§ Your instructions:
Send back the entries below exactly as they appear.
───── Material supplied ─────
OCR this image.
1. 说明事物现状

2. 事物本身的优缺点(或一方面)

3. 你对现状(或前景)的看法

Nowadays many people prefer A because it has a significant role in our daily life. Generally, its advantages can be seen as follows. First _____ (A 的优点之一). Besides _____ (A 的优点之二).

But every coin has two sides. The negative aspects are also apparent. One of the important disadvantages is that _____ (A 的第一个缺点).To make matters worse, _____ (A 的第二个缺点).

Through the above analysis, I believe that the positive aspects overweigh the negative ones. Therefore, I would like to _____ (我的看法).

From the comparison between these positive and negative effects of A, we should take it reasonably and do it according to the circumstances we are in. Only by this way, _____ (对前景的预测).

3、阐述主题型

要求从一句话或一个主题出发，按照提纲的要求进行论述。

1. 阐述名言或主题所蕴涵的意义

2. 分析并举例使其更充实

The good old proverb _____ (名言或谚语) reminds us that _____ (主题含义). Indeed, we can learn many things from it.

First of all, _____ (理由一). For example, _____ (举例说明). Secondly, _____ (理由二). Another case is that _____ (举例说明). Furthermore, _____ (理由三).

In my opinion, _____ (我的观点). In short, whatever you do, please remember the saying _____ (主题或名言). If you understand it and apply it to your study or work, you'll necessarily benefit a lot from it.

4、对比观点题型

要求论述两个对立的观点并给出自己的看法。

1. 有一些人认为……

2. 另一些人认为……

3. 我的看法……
─────
§ Solution for this task:
OCR this image.
1. 说明事物现状

2. 事物本身的优缺点(或一方面)

3. 你对现状(或前景)的看法

Nowadays many people prefer A because it has a significant role in our daily life. Generally, its advantages can be seen as follows. First _____ (A 的优点之一). Besides _____ (A 的优点之二).

But every coin has two sides. The negative aspects are also apparent. One of the important disadvantages is that _____ (A 的第一个缺点).To make matters worse, _____ (A 的第二个缺点).

Through the above analysis, I believe that the positive aspects overweigh the negative ones. Therefore, I would like to _____ (我的看法).

From the comparison between these positive and negative effects of A, we should take it reasonably and do it according to the circumstances we are in. Only by this way, _____ (对前景的预测).

3、阐述主题型

要求从一句话或一个主题出发，按照提纲的要求进行论述。

1. 阐述名言或主题所蕴涵的意义

2. 分析并举例使其更充实

The good old proverb _____ (名言或谚语) reminds us that _____ (主题含义). Indeed, we can learn many things from it.

First of all, _____ (理由一). For example, _____ (举例说明). Secondly, _____ (理由二). Another case is that _____ (举例说明). Furthermore, _____ (理由三).

In my opinion, _____ (我的观点). In short, whatever you do, please remember the saying _____ (主题或名言). If you understand it and apply it to your study or work, you'll necessarily benefit a lot from it.

4、对比观点题型

要求论述两个对立的观点并给出自己的看法。

1. 有一些人认为……

2. 另一些人认为……

3. 我的看法……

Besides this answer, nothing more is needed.